(Entries from a visual dataset)
══════

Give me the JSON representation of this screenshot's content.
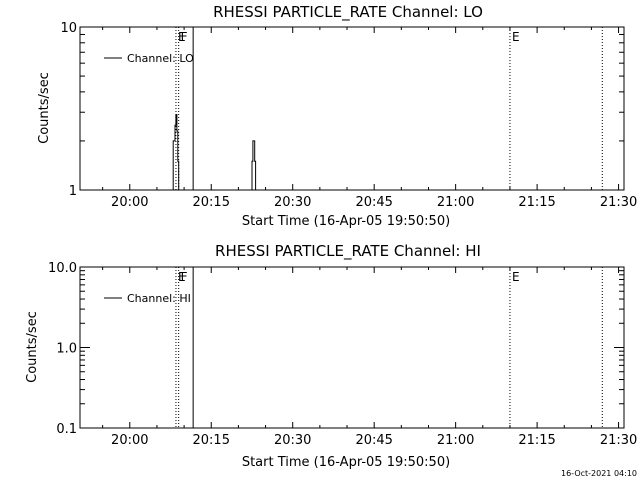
{
  "timestamp": "16-Oct-2021 04:10",
  "chart_data": [
    {
      "type": "line",
      "title": "RHESSI PARTICLE_RATE Channel: LO",
      "xlabel": "Start Time (16-Apr-05 19:50:50)",
      "ylabel": "Counts/sec",
      "y_scale": "log",
      "ylim": [
        1,
        10
      ],
      "y_ticks": [
        1,
        10
      ],
      "y_tick_labels": [
        "1",
        "10"
      ],
      "xlim": [
        "19:50:50",
        "21:31:00"
      ],
      "x_ticks": [
        "20:00",
        "20:15",
        "20:30",
        "20:45",
        "21:00",
        "21:15",
        "21:30"
      ],
      "legend": {
        "position": "top-left",
        "entries": [
          "Channel: LO"
        ]
      },
      "markers": [
        {
          "time": "20:08:30",
          "label": "E",
          "style": "dotted"
        },
        {
          "time": "20:09:00",
          "label": "F",
          "style": "dotted"
        },
        {
          "time": "20:11:40",
          "label": "",
          "style": "solid"
        },
        {
          "time": "21:10:00",
          "label": "E",
          "style": "dotted"
        },
        {
          "time": "21:27:00",
          "label": "",
          "style": "dotted"
        }
      ],
      "series": [
        {
          "name": "Channel: LO",
          "x": [
            "20:07:50",
            "20:08:00",
            "20:08:10",
            "20:08:20",
            "20:08:30",
            "20:08:40",
            "20:08:50",
            "20:09:00",
            "20:22:20",
            "20:22:30",
            "20:22:40",
            "20:22:50",
            "20:23:00",
            "20:23:10"
          ],
          "y": [
            1,
            2,
            2,
            2.5,
            2.9,
            2.3,
            1.5,
            1,
            1,
            1.5,
            2,
            2,
            1.5,
            1
          ],
          "segments": [
            [
              0,
              8
            ],
            [
              8,
              14
            ]
          ]
        }
      ]
    },
    {
      "type": "line",
      "title": "RHESSI PARTICLE_RATE Channel: HI",
      "xlabel": "Start Time (16-Apr-05 19:50:50)",
      "ylabel": "Counts/sec",
      "y_scale": "log",
      "ylim": [
        0.1,
        10
      ],
      "y_ticks": [
        0.1,
        1,
        10
      ],
      "y_tick_labels": [
        "0.1",
        "1.0",
        "10.0"
      ],
      "xlim": [
        "19:50:50",
        "21:31:00"
      ],
      "x_ticks": [
        "20:00",
        "20:15",
        "20:30",
        "20:45",
        "21:00",
        "21:15",
        "21:30"
      ],
      "legend": {
        "position": "top-left",
        "entries": [
          "Channel: HI"
        ]
      },
      "markers": [
        {
          "time": "20:08:30",
          "label": "E",
          "style": "dotted"
        },
        {
          "time": "20:09:00",
          "label": "F",
          "style": "dotted"
        },
        {
          "time": "20:11:40",
          "label": "",
          "style": "solid"
        },
        {
          "time": "21:10:00",
          "label": "E",
          "style": "dotted"
        },
        {
          "time": "21:27:00",
          "label": "",
          "style": "dotted"
        }
      ],
      "series": [
        {
          "name": "Channel: HI",
          "x": [],
          "y": [],
          "segments": []
        }
      ]
    }
  ]
}
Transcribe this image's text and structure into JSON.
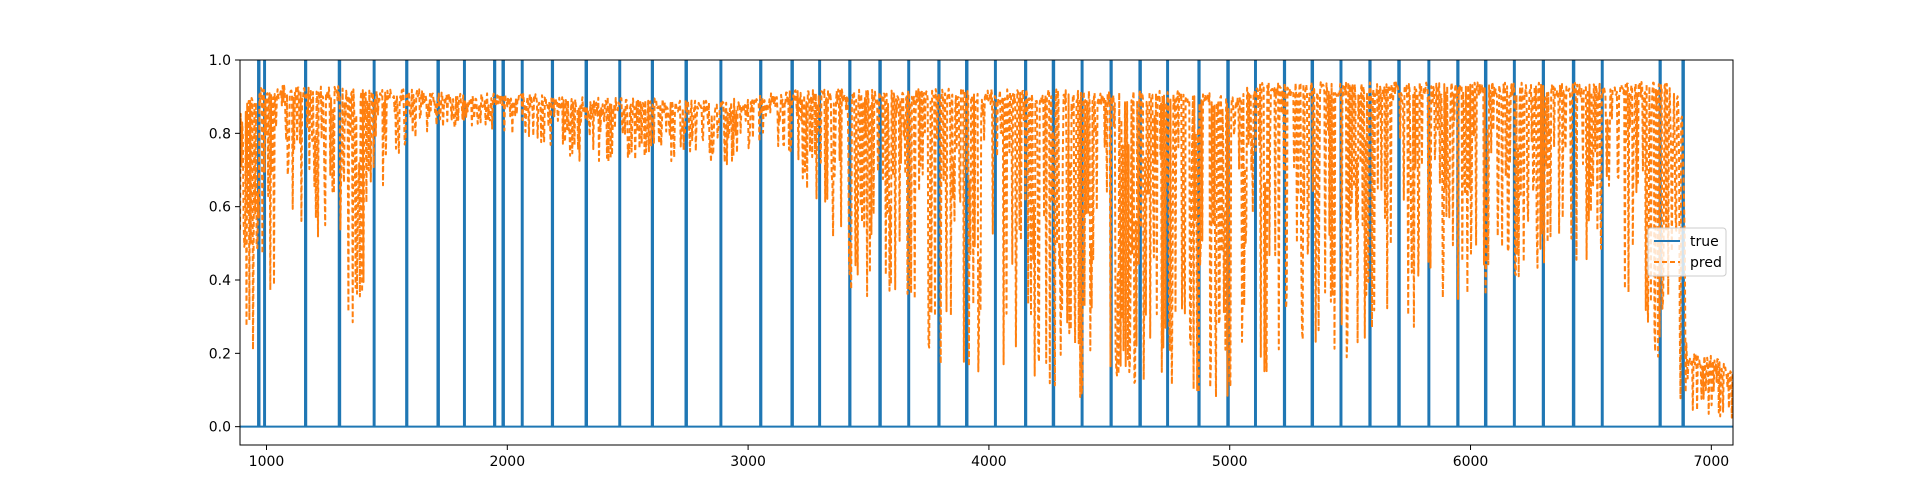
{
  "chart_data": {
    "type": "line",
    "title": "",
    "xlabel": "",
    "ylabel": "",
    "xlim": [
      890,
      7090
    ],
    "ylim": [
      -0.05,
      1.0
    ],
    "grid": false,
    "legend_position": "center-right",
    "x_ticks": [
      1000,
      2000,
      3000,
      4000,
      5000,
      6000,
      7000
    ],
    "x_tick_labels": [
      "1000",
      "2000",
      "3000",
      "4000",
      "5000",
      "6000",
      "7000"
    ],
    "y_ticks": [
      0.0,
      0.2,
      0.4,
      0.6,
      0.8,
      1.0
    ],
    "y_tick_labels": [
      "0.0",
      "0.2",
      "0.4",
      "0.6",
      "0.8",
      "1.0"
    ],
    "series": [
      {
        "name": "true",
        "color": "#1f77b4",
        "style": "solid",
        "baseline": 0,
        "pulse_x": [
          965,
          990,
          1160,
          1300,
          1445,
          1580,
          1710,
          1820,
          1945,
          1980,
          2060,
          2185,
          2325,
          2465,
          2600,
          2740,
          2885,
          3050,
          3180,
          3295,
          3420,
          3545,
          3665,
          3790,
          3905,
          4025,
          4150,
          4265,
          4385,
          4505,
          4625,
          4740,
          4870,
          4990,
          5105,
          5225,
          5340,
          5460,
          5580,
          5700,
          5825,
          5945,
          6060,
          6180,
          6300,
          6425,
          6545,
          6785,
          6880
        ],
        "pulse_value": 1
      },
      {
        "name": "pred",
        "color": "#ff7f0e",
        "style": "dashed",
        "x_start": 890,
        "x_end": 7090,
        "profile_x": [
          890,
          920,
          960,
          1000,
          1050,
          1100,
          1200,
          1260,
          1300,
          1350,
          1400,
          1450,
          1500,
          1600,
          1700,
          1800,
          1900,
          2000,
          2100,
          2200,
          2300,
          2400,
          2500,
          2600,
          2700,
          2800,
          2900,
          3000,
          3100,
          3200,
          3300,
          3400,
          3500,
          3600,
          3700,
          3800,
          3900,
          4000,
          4100,
          4200,
          4300,
          4400,
          4500,
          4600,
          4700,
          4800,
          4900,
          5000,
          5050,
          5100,
          5200,
          5300,
          5400,
          5500,
          5600,
          5700,
          5800,
          5900,
          6000,
          6100,
          6200,
          6300,
          6400,
          6500,
          6600,
          6700,
          6800,
          6850,
          6880,
          6900,
          6950,
          7000,
          7090
        ],
        "profile_top": [
          0.85,
          0.9,
          0.92,
          0.93,
          0.93,
          0.93,
          0.93,
          0.93,
          0.93,
          0.92,
          0.92,
          0.92,
          0.92,
          0.92,
          0.92,
          0.91,
          0.91,
          0.91,
          0.91,
          0.9,
          0.9,
          0.9,
          0.9,
          0.9,
          0.89,
          0.89,
          0.89,
          0.9,
          0.91,
          0.92,
          0.92,
          0.92,
          0.92,
          0.92,
          0.92,
          0.93,
          0.92,
          0.92,
          0.92,
          0.92,
          0.92,
          0.92,
          0.92,
          0.92,
          0.92,
          0.92,
          0.92,
          0.9,
          0.92,
          0.94,
          0.94,
          0.94,
          0.94,
          0.94,
          0.94,
          0.94,
          0.94,
          0.94,
          0.94,
          0.94,
          0.94,
          0.94,
          0.94,
          0.94,
          0.94,
          0.94,
          0.94,
          0.94,
          0.85,
          0.2,
          0.2,
          0.2,
          0.15
        ],
        "profile_floor": [
          0.1,
          0.06,
          0.12,
          0.2,
          0.35,
          0.5,
          0.55,
          0.4,
          0.2,
          0.15,
          0.3,
          0.55,
          0.7,
          0.78,
          0.8,
          0.82,
          0.82,
          0.8,
          0.78,
          0.75,
          0.72,
          0.7,
          0.72,
          0.74,
          0.72,
          0.7,
          0.7,
          0.75,
          0.78,
          0.72,
          0.55,
          0.4,
          0.25,
          0.2,
          0.18,
          0.15,
          0.15,
          0.12,
          0.12,
          0.1,
          0.08,
          0.08,
          0.08,
          0.08,
          0.08,
          0.08,
          0.08,
          0.08,
          0.2,
          0.15,
          0.15,
          0.15,
          0.15,
          0.18,
          0.2,
          0.2,
          0.25,
          0.3,
          0.35,
          0.35,
          0.4,
          0.4,
          0.45,
          0.45,
          0.4,
          0.3,
          0.15,
          0.1,
          0.05,
          0.03,
          0.03,
          0.03,
          0.02
        ]
      }
    ]
  }
}
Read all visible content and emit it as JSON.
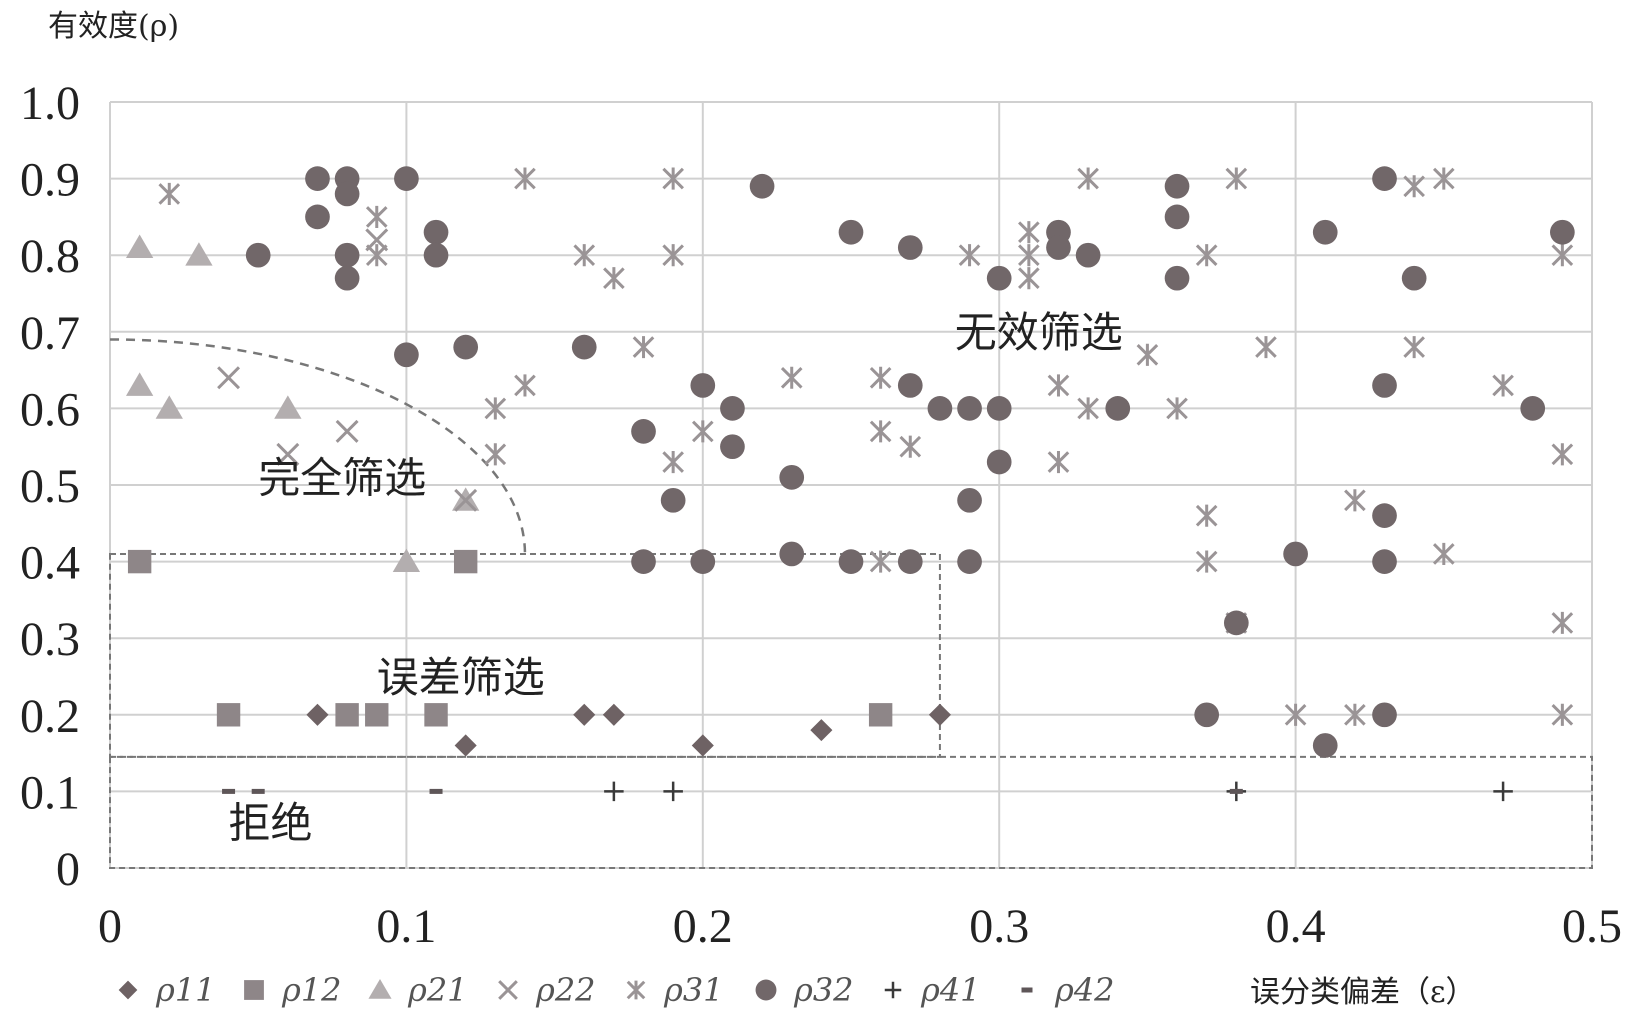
{
  "chart_data": {
    "type": "scatter",
    "ylabel": "有效度(ρ)",
    "xlabel": "误分类偏差（ε）",
    "xlim": [
      0,
      0.5
    ],
    "ylim": [
      0,
      1.0
    ],
    "x_ticks": [
      "0",
      "0.1",
      "0.2",
      "0.3",
      "0.4",
      "0.5"
    ],
    "y_ticks": [
      "0",
      "0.1",
      "0.2",
      "0.3",
      "0.4",
      "0.5",
      "0.6",
      "0.7",
      "0.8",
      "0.9",
      "1.0"
    ],
    "grid": true,
    "legend_position": "bottom",
    "regions": [
      {
        "label": "无效筛选",
        "x": 0.285,
        "y": 0.68
      },
      {
        "label": "完全筛选",
        "x": 0.05,
        "y": 0.49
      },
      {
        "label": "误差筛选",
        "x": 0.09,
        "y": 0.23
      },
      {
        "label": "拒绝",
        "x": 0.04,
        "y": 0.04
      }
    ],
    "boundaries": {
      "curve": {
        "x0": 0.0,
        "y0": 0.69,
        "x1": 0.14,
        "y1": 0.41
      },
      "error_box": {
        "x1": 0.28,
        "y_top": 0.41,
        "y_bottom": 0.145
      },
      "reject_box": {
        "x1": 0.5,
        "y_top": 0.145,
        "y_bottom": 0.0
      }
    },
    "series": [
      {
        "name": "ρ11",
        "marker": "diamond",
        "color": "#6e6264",
        "points": [
          [
            0.07,
            0.2
          ],
          [
            0.12,
            0.16
          ],
          [
            0.16,
            0.2
          ],
          [
            0.17,
            0.2
          ],
          [
            0.2,
            0.16
          ],
          [
            0.24,
            0.18
          ],
          [
            0.28,
            0.2
          ]
        ]
      },
      {
        "name": "ρ12",
        "marker": "square",
        "color": "#8e8688",
        "points": [
          [
            0.01,
            0.4
          ],
          [
            0.04,
            0.2
          ],
          [
            0.08,
            0.2
          ],
          [
            0.09,
            0.2
          ],
          [
            0.11,
            0.2
          ],
          [
            0.12,
            0.4
          ],
          [
            0.26,
            0.2
          ]
        ]
      },
      {
        "name": "ρ21",
        "marker": "triangle",
        "color": "#b3aeaf",
        "points": [
          [
            0.01,
            0.81
          ],
          [
            0.03,
            0.8
          ],
          [
            0.01,
            0.63
          ],
          [
            0.02,
            0.6
          ],
          [
            0.06,
            0.6
          ],
          [
            0.1,
            0.4
          ],
          [
            0.12,
            0.48
          ]
        ]
      },
      {
        "name": "ρ22",
        "marker": "x",
        "color": "#9a9496",
        "points": [
          [
            0.04,
            0.64
          ],
          [
            0.06,
            0.54
          ],
          [
            0.08,
            0.57
          ],
          [
            0.09,
            0.82
          ],
          [
            0.12,
            0.48
          ]
        ]
      },
      {
        "name": "ρ31",
        "marker": "asterisk",
        "color": "#9a9496",
        "points": [
          [
            0.02,
            0.88
          ],
          [
            0.09,
            0.85
          ],
          [
            0.09,
            0.8
          ],
          [
            0.14,
            0.9
          ],
          [
            0.13,
            0.6
          ],
          [
            0.13,
            0.54
          ],
          [
            0.14,
            0.63
          ],
          [
            0.16,
            0.8
          ],
          [
            0.17,
            0.77
          ],
          [
            0.18,
            0.68
          ],
          [
            0.19,
            0.9
          ],
          [
            0.19,
            0.8
          ],
          [
            0.19,
            0.53
          ],
          [
            0.2,
            0.57
          ],
          [
            0.23,
            0.64
          ],
          [
            0.26,
            0.64
          ],
          [
            0.26,
            0.57
          ],
          [
            0.26,
            0.4
          ],
          [
            0.27,
            0.55
          ],
          [
            0.29,
            0.8
          ],
          [
            0.31,
            0.83
          ],
          [
            0.31,
            0.8
          ],
          [
            0.31,
            0.77
          ],
          [
            0.32,
            0.63
          ],
          [
            0.32,
            0.53
          ],
          [
            0.33,
            0.9
          ],
          [
            0.33,
            0.6
          ],
          [
            0.35,
            0.67
          ],
          [
            0.36,
            0.6
          ],
          [
            0.37,
            0.8
          ],
          [
            0.37,
            0.46
          ],
          [
            0.37,
            0.4
          ],
          [
            0.38,
            0.9
          ],
          [
            0.38,
            0.32
          ],
          [
            0.39,
            0.68
          ],
          [
            0.4,
            0.2
          ],
          [
            0.42,
            0.48
          ],
          [
            0.42,
            0.2
          ],
          [
            0.44,
            0.89
          ],
          [
            0.44,
            0.68
          ],
          [
            0.45,
            0.9
          ],
          [
            0.45,
            0.41
          ],
          [
            0.47,
            0.63
          ],
          [
            0.49,
            0.8
          ],
          [
            0.49,
            0.54
          ],
          [
            0.49,
            0.32
          ],
          [
            0.49,
            0.2
          ]
        ]
      },
      {
        "name": "ρ32",
        "marker": "circle",
        "color": "#716769",
        "points": [
          [
            0.05,
            0.8
          ],
          [
            0.07,
            0.9
          ],
          [
            0.07,
            0.85
          ],
          [
            0.08,
            0.9
          ],
          [
            0.08,
            0.88
          ],
          [
            0.08,
            0.8
          ],
          [
            0.08,
            0.77
          ],
          [
            0.1,
            0.9
          ],
          [
            0.1,
            0.67
          ],
          [
            0.11,
            0.83
          ],
          [
            0.11,
            0.8
          ],
          [
            0.12,
            0.68
          ],
          [
            0.16,
            0.68
          ],
          [
            0.18,
            0.57
          ],
          [
            0.18,
            0.4
          ],
          [
            0.19,
            0.48
          ],
          [
            0.2,
            0.63
          ],
          [
            0.2,
            0.4
          ],
          [
            0.21,
            0.6
          ],
          [
            0.21,
            0.55
          ],
          [
            0.22,
            0.89
          ],
          [
            0.23,
            0.51
          ],
          [
            0.23,
            0.41
          ],
          [
            0.25,
            0.83
          ],
          [
            0.25,
            0.4
          ],
          [
            0.27,
            0.81
          ],
          [
            0.27,
            0.63
          ],
          [
            0.27,
            0.4
          ],
          [
            0.28,
            0.6
          ],
          [
            0.29,
            0.6
          ],
          [
            0.29,
            0.48
          ],
          [
            0.29,
            0.4
          ],
          [
            0.3,
            0.77
          ],
          [
            0.3,
            0.6
          ],
          [
            0.3,
            0.53
          ],
          [
            0.32,
            0.83
          ],
          [
            0.32,
            0.81
          ],
          [
            0.33,
            0.8
          ],
          [
            0.34,
            0.6
          ],
          [
            0.36,
            0.89
          ],
          [
            0.36,
            0.85
          ],
          [
            0.36,
            0.77
          ],
          [
            0.37,
            0.2
          ],
          [
            0.38,
            0.32
          ],
          [
            0.4,
            0.41
          ],
          [
            0.41,
            0.83
          ],
          [
            0.41,
            0.16
          ],
          [
            0.43,
            0.9
          ],
          [
            0.43,
            0.63
          ],
          [
            0.43,
            0.46
          ],
          [
            0.43,
            0.4
          ],
          [
            0.43,
            0.2
          ],
          [
            0.44,
            0.77
          ],
          [
            0.48,
            0.6
          ],
          [
            0.49,
            0.83
          ]
        ]
      },
      {
        "name": "ρ41",
        "marker": "plus",
        "color": "#3a3a3a",
        "points": [
          [
            0.17,
            0.1
          ],
          [
            0.19,
            0.1
          ],
          [
            0.38,
            0.1
          ],
          [
            0.47,
            0.1
          ]
        ]
      },
      {
        "name": "ρ42",
        "marker": "dash",
        "color": "#5e5658",
        "points": [
          [
            0.04,
            0.1
          ],
          [
            0.05,
            0.1
          ],
          [
            0.11,
            0.1
          ],
          [
            0.38,
            0.1
          ]
        ]
      }
    ]
  }
}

══════

**Task to carry out:** Copy out every line where the word "Channel" occurs.

**Output below:**
      "title": "RHESSI PARTICLE_RATE Channel: LO",
          "Channel: LO"
          "name": "Channel: LO",
      "title": "RHESSI PARTICLE_RATE Channel: HI",
          "Channel: HI"
          "name": "Channel: HI",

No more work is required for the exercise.